Stored dataset items
==*==

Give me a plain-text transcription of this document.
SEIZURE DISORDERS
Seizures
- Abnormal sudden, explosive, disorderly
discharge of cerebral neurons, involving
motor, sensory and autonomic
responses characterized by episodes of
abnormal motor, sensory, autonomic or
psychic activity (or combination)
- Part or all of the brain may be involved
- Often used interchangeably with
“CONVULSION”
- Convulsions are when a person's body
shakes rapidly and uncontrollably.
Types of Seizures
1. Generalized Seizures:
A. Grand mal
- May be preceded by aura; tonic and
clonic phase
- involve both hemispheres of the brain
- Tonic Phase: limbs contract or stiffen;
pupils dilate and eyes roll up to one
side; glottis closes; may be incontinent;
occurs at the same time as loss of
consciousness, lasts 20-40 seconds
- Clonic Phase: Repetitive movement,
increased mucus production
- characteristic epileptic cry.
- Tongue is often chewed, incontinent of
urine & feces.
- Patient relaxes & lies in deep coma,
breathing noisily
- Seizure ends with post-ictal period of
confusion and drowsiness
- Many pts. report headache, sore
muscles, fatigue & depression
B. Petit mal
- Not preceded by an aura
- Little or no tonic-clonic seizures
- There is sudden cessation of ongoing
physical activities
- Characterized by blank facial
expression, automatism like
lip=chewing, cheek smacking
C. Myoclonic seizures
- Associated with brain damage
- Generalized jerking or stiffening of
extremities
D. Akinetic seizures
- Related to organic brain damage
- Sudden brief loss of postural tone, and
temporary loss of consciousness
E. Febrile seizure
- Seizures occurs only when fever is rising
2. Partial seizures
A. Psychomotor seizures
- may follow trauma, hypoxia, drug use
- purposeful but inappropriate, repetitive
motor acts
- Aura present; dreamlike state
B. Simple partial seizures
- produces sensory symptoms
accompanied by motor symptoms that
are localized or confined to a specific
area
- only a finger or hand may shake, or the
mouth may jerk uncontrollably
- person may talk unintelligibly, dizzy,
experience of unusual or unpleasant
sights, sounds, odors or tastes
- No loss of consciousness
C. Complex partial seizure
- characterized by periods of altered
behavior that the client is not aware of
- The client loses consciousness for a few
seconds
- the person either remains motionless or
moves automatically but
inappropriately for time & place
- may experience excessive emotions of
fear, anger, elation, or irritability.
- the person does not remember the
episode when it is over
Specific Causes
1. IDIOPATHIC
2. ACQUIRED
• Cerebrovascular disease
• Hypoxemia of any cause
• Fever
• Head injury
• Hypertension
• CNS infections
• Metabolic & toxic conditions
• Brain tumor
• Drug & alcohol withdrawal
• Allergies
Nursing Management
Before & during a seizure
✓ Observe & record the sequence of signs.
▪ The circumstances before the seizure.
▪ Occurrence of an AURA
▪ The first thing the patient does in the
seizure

==*==

_PROBLEM DESCRIPTION_
How many lines of these entries hold the string "time"? Answer with the number alone.

_ANSWER TO THE PROBLEM_
2